[Element location listings]
------------------------------------------------

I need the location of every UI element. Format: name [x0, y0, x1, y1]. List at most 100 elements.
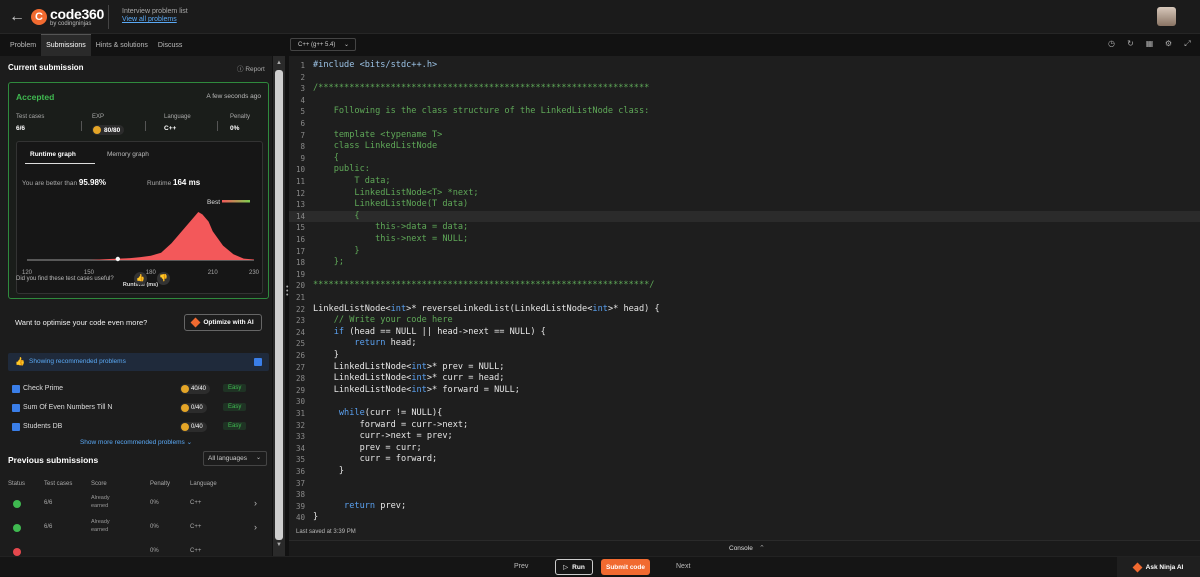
code360-logo[interactable]: C code360 by codingninjas	[31, 6, 104, 28]
code-line[interactable]: 12 LinkedListNode<T> *next;	[289, 188, 1200, 200]
code-line[interactable]: 2	[289, 72, 1200, 84]
code-text: curr->next = prev;	[313, 431, 453, 442]
code-line[interactable]: 36 }	[289, 466, 1200, 478]
code-line[interactable]: 28 LinkedListNode<int>* curr = head;	[289, 373, 1200, 385]
scrollbar-thumb[interactable]	[275, 70, 283, 540]
code-line[interactable]: 24 if (head == NULL || head->next == NUL…	[289, 327, 1200, 339]
table-row[interactable]: 6/6 Already earned 0% C++ ›	[0, 492, 272, 516]
ask-ninja-ai-button[interactable]: Ask Ninja AI	[1117, 557, 1200, 577]
prev-button[interactable]: Prev	[514, 563, 528, 570]
layout-icon[interactable]: ▦	[1145, 39, 1154, 48]
code-line[interactable]: 26 }	[289, 350, 1200, 362]
chevron-right-icon[interactable]: ›	[254, 498, 257, 508]
code-line[interactable]: 30	[289, 396, 1200, 408]
code-line[interactable]: 29 LinkedListNode<int>* forward = NULL;	[289, 385, 1200, 397]
timer-icon[interactable]: ◷	[1107, 39, 1116, 48]
language-filter-select[interactable]: All languages ⌄	[203, 451, 267, 466]
code-line[interactable]: 20 **************************************…	[289, 280, 1200, 292]
table-row[interactable]: 0% C++	[0, 540, 272, 556]
line-number: 10	[295, 165, 305, 175]
code-line[interactable]: 7 template <typename T>	[289, 130, 1200, 142]
code-line[interactable]: 17 }	[289, 246, 1200, 258]
tab-submissions[interactable]: Submissions	[41, 34, 91, 56]
code-line[interactable]: 23 // Write your code here	[289, 315, 1200, 327]
line-number: 40	[295, 513, 305, 523]
code-line[interactable]: 8 class LinkedListNode	[289, 141, 1200, 153]
code-line[interactable]: 37	[289, 478, 1200, 490]
tab-runtime-graph[interactable]: Runtime graph	[30, 151, 76, 158]
code-editor[interactable]: 1 #include <bits/stdc++.h> 2 3/************…	[289, 56, 1200, 534]
tab-memory-graph[interactable]: Memory graph	[107, 151, 149, 158]
show-more-recommended-link[interactable]: Show more recommended problems ⌄	[0, 438, 272, 446]
code-line[interactable]: 22 LinkedListNode<int>* reverseLinkedList…	[289, 304, 1200, 316]
code-line[interactable]: 18 };	[289, 257, 1200, 269]
code-text: ****************************************…	[313, 280, 655, 291]
next-button[interactable]: Next	[676, 563, 690, 570]
code-text: LinkedListNode(T data)	[313, 199, 469, 210]
code-line[interactable]: 35 curr = forward;	[289, 454, 1200, 466]
code-line[interactable]: 16 this->next = NULL;	[289, 234, 1200, 246]
run-button[interactable]: ▷ Run	[555, 559, 593, 575]
score-line: Already	[91, 519, 110, 525]
list-item[interactable]: Students DB 0/40 Easy	[12, 422, 267, 434]
code-line[interactable]: 5 Following is the class structure of th…	[289, 106, 1200, 118]
tab-discuss[interactable]: Discuss	[153, 34, 188, 56]
code-line[interactable]: 6	[289, 118, 1200, 130]
table-row[interactable]: 6/6 Already earned 0% C++ ›	[0, 516, 272, 540]
reset-icon[interactable]: ↻	[1126, 39, 1135, 48]
stat-value: 80/80	[104, 126, 121, 134]
problem-checkbox[interactable]	[12, 423, 20, 431]
code-line[interactable]: 9 {	[289, 153, 1200, 165]
code-line[interactable]: 38	[289, 489, 1200, 501]
code-line[interactable]: 21	[289, 292, 1200, 304]
list-item[interactable]: Check Prime 40/40 Easy	[12, 384, 267, 396]
scroll-down-icon[interactable]: ▼	[276, 542, 282, 548]
problem-name[interactable]: Check Prime	[23, 385, 63, 392]
problem-checkbox[interactable]	[12, 404, 20, 412]
code-line[interactable]: 15 this->data = data;	[289, 222, 1200, 234]
settings-icon[interactable]: ⚙	[1164, 39, 1173, 48]
code-line[interactable]: 3 /**************************************…	[289, 83, 1200, 95]
problem-checkbox[interactable]	[12, 385, 20, 393]
problem-name[interactable]: Students DB	[23, 423, 62, 430]
code-line[interactable]: 13 LinkedListNode(T data)	[289, 199, 1200, 211]
list-item[interactable]: Sum Of Even Numbers Till N 0/40 Easy	[12, 403, 267, 415]
code-line[interactable]: 33 curr->next = prev;	[289, 431, 1200, 443]
optimize-with-ai-button[interactable]: Optimize with AI	[184, 314, 262, 331]
code-line[interactable]: 11 T data;	[289, 176, 1200, 188]
view-all-problems-link[interactable]: View all problems	[122, 16, 188, 24]
code-line[interactable]: 34 prev = curr;	[289, 443, 1200, 455]
code-line[interactable]: 10 public:	[289, 164, 1200, 176]
scroll-up-icon[interactable]: ▲	[276, 60, 282, 66]
code-line[interactable]: 14 {	[289, 210, 1200, 223]
line-number: 20	[295, 281, 305, 291]
code-line[interactable]: 25 return head;	[289, 338, 1200, 350]
code-line[interactable]: 1 #include <bits/stdc++.h>	[289, 60, 1200, 72]
code-line[interactable]: 31 while(curr != NULL){	[289, 408, 1200, 420]
thumbs-up-icon[interactable]: 👍	[134, 272, 147, 285]
console-bar[interactable]: Console ⌃	[289, 540, 1200, 557]
line-number: 36	[295, 467, 305, 476]
submit-code-button[interactable]: Submit code	[601, 559, 650, 575]
user-avatar[interactable]	[1157, 7, 1176, 26]
chevron-right-icon[interactable]: ›	[254, 522, 257, 532]
code-line[interactable]: 19	[289, 269, 1200, 281]
code-line[interactable]: 32 forward = curr->next;	[289, 420, 1200, 432]
line-number: 17	[295, 246, 305, 256]
tab-problem[interactable]: Problem	[0, 34, 41, 56]
code-line[interactable]: 39 return prev;	[289, 501, 1200, 513]
report-button[interactable]: ⓘ Report	[237, 63, 265, 73]
recommended-checkbox[interactable]	[254, 358, 262, 366]
thumbs-down-icon[interactable]: 👎	[157, 272, 170, 285]
tab-hints-solutions[interactable]: Hints & solutions	[91, 34, 153, 56]
accepted-card: Accepted A few seconds ago Test cases 6/…	[8, 82, 269, 299]
back-arrow-icon[interactable]: ←	[8, 8, 26, 26]
code-line[interactable]: 27 LinkedListNode<int>* prev = NULL;	[289, 362, 1200, 374]
problem-name[interactable]: Sum Of Even Numbers Till N	[23, 404, 112, 411]
recommended-toggle[interactable]: 👍 Showing recommended problems	[8, 353, 269, 371]
code-line[interactable]: 4	[289, 95, 1200, 107]
code-line[interactable]: 40}	[289, 512, 1200, 524]
fullscreen-icon[interactable]: ⤢	[1183, 39, 1192, 48]
language-select[interactable]: C++ (g++ 5.4) ⌄	[290, 38, 356, 51]
chevron-up-icon[interactable]: ⌃	[759, 544, 765, 552]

------------------------------------------------

Copy out, unchanged, the lines from the one containing "code360-logo[interactable]: C code360" through the one containing "466, 1200, 478]", both included.

WRITTEN SOLUTION:
code360-logo[interactable]: C code360 by codingninjas	[31, 6, 104, 28]
code-line[interactable]: 12 LinkedListNode<T> *next;	[289, 188, 1200, 200]
code-line[interactable]: 2	[289, 72, 1200, 84]
code-text: curr->next = prev;	[313, 431, 453, 442]
code-line[interactable]: 36 }	[289, 466, 1200, 478]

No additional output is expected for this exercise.